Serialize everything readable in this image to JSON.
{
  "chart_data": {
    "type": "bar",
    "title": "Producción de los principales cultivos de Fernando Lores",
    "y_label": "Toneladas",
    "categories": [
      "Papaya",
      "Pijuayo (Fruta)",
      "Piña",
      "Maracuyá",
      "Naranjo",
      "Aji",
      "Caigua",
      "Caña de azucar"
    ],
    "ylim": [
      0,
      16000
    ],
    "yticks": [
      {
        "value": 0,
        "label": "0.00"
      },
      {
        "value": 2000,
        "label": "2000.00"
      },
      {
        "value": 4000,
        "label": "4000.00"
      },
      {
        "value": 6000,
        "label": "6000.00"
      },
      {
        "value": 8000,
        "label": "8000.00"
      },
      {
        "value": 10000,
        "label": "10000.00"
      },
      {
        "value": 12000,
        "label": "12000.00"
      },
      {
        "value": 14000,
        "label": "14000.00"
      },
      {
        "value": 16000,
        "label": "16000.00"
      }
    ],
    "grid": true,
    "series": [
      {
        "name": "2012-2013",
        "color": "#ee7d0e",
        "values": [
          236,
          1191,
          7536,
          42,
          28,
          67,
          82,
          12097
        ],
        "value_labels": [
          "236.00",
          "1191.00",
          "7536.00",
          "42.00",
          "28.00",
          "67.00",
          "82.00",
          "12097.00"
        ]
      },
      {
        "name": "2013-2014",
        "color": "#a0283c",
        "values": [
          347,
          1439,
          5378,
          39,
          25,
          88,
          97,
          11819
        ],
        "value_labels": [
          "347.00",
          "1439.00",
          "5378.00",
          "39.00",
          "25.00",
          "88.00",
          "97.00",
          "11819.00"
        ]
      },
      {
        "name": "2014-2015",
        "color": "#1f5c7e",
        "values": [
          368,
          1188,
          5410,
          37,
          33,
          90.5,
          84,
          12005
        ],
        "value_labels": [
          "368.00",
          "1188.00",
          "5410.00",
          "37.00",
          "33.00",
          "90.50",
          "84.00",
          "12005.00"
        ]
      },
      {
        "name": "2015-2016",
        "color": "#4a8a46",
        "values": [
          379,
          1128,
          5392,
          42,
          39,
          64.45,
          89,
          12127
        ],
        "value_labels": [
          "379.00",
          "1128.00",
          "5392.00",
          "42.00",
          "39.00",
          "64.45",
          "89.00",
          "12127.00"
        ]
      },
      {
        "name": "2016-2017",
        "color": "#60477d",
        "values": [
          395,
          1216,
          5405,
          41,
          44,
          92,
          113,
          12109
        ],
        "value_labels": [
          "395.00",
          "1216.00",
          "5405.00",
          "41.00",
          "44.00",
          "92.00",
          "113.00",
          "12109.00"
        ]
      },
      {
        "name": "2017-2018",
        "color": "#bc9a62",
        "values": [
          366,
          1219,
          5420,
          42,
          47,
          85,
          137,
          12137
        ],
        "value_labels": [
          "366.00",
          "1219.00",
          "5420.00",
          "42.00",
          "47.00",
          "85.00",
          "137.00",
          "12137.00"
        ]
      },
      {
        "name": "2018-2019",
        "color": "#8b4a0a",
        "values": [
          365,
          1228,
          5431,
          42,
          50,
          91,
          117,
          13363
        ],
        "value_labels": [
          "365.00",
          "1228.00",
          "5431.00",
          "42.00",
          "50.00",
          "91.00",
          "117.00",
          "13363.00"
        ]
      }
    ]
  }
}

━━━━━━

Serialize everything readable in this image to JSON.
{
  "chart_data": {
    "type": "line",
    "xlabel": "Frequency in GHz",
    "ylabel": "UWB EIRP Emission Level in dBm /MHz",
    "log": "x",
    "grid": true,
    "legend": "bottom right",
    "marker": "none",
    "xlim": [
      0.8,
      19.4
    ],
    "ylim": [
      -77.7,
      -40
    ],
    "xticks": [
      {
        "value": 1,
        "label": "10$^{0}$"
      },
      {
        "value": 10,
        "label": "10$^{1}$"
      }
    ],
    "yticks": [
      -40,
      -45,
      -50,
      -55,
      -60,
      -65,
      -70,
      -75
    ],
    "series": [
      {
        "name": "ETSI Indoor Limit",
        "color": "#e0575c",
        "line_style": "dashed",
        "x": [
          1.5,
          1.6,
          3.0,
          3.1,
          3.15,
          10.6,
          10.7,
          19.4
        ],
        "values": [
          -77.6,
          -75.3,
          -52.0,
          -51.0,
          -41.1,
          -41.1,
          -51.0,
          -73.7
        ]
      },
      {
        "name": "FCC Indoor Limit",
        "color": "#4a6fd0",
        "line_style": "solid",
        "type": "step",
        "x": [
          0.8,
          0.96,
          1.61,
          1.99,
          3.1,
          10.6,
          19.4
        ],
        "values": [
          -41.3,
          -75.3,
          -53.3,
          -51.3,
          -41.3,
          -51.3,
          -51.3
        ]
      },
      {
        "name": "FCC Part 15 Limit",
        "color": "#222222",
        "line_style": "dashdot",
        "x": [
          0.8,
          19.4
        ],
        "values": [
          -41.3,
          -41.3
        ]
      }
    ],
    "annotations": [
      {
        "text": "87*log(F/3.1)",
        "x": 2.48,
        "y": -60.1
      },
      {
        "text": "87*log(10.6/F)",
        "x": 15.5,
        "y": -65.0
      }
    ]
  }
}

━━━━━━

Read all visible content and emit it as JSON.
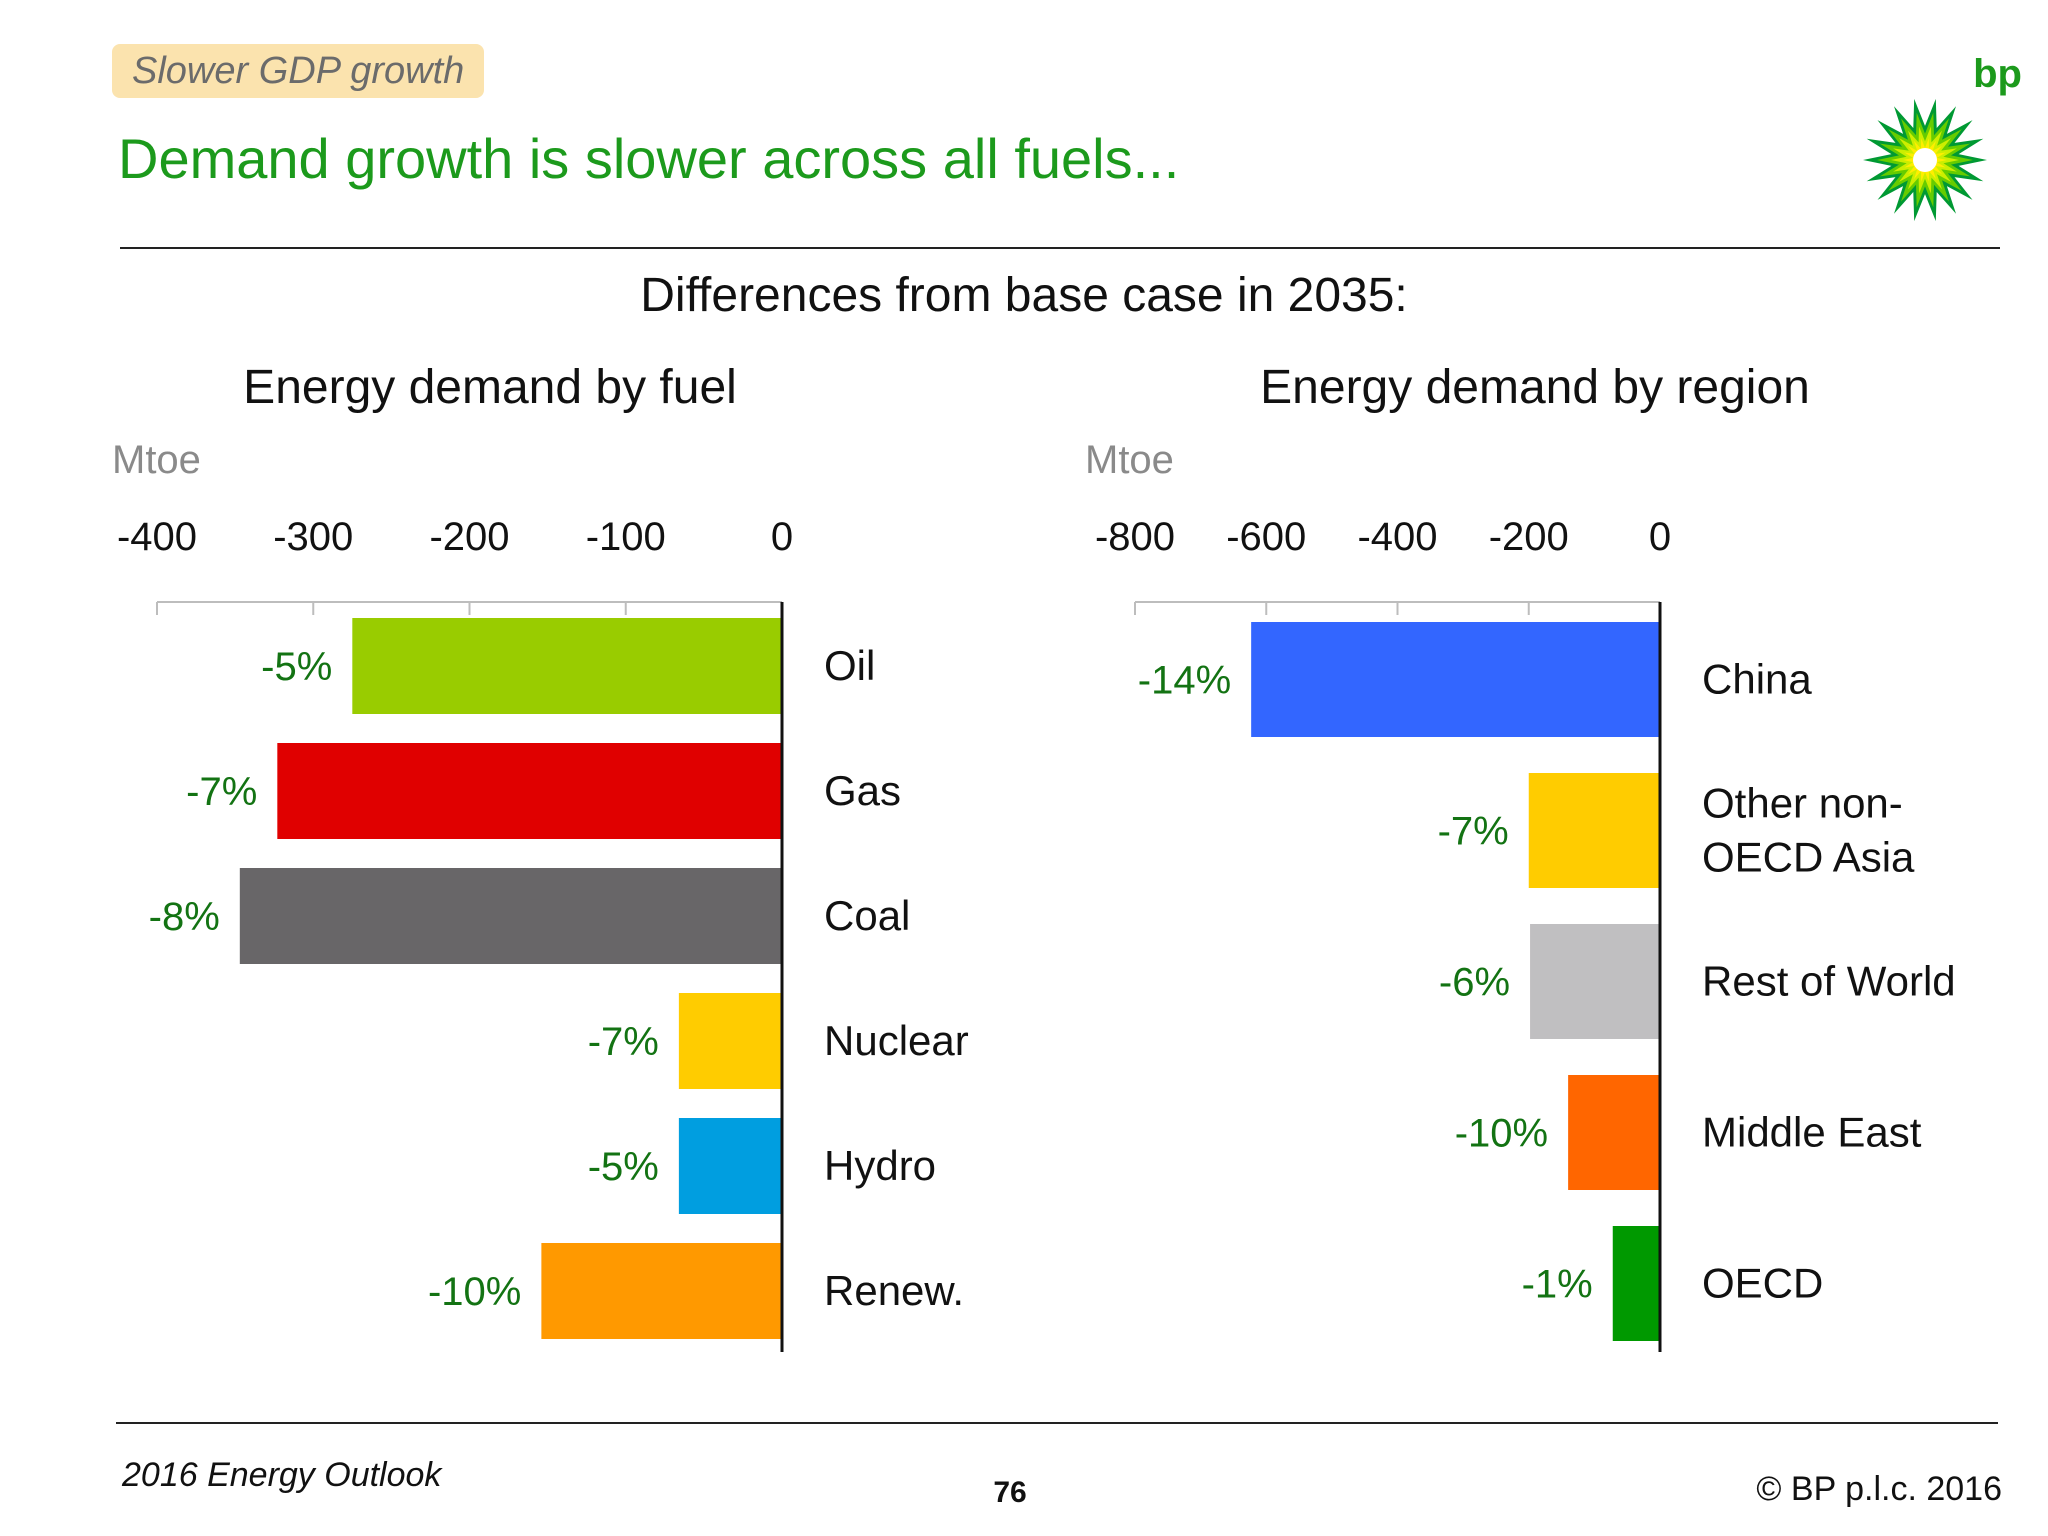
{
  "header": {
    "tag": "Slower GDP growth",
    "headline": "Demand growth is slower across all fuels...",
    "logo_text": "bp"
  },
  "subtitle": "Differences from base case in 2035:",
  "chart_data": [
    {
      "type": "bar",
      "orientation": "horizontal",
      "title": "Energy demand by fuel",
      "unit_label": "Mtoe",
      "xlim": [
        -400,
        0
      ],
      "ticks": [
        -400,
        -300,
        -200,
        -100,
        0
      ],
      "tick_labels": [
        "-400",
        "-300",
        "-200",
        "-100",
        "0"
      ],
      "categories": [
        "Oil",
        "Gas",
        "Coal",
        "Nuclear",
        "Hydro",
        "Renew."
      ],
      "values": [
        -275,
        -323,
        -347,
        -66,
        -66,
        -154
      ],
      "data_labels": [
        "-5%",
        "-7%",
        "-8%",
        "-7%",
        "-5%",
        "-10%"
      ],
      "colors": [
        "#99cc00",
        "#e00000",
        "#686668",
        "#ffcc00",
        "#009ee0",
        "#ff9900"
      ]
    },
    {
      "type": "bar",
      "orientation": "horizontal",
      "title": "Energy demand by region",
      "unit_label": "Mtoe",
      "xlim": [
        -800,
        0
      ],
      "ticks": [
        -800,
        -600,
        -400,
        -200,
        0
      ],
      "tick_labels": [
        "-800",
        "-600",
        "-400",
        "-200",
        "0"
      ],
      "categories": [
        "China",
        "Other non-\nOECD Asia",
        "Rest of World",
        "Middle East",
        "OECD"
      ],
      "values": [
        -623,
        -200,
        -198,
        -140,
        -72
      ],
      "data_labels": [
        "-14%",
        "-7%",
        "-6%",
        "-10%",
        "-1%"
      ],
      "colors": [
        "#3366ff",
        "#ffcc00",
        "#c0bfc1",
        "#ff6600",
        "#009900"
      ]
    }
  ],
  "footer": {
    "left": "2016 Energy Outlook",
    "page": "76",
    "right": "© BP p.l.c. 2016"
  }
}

━━━━━━

• [EXERCISE OBJECTIVE]:
Determine how many lines of the data contain the word "right", and reply with that number only.

• [EXERCISE SOLUTION]:
2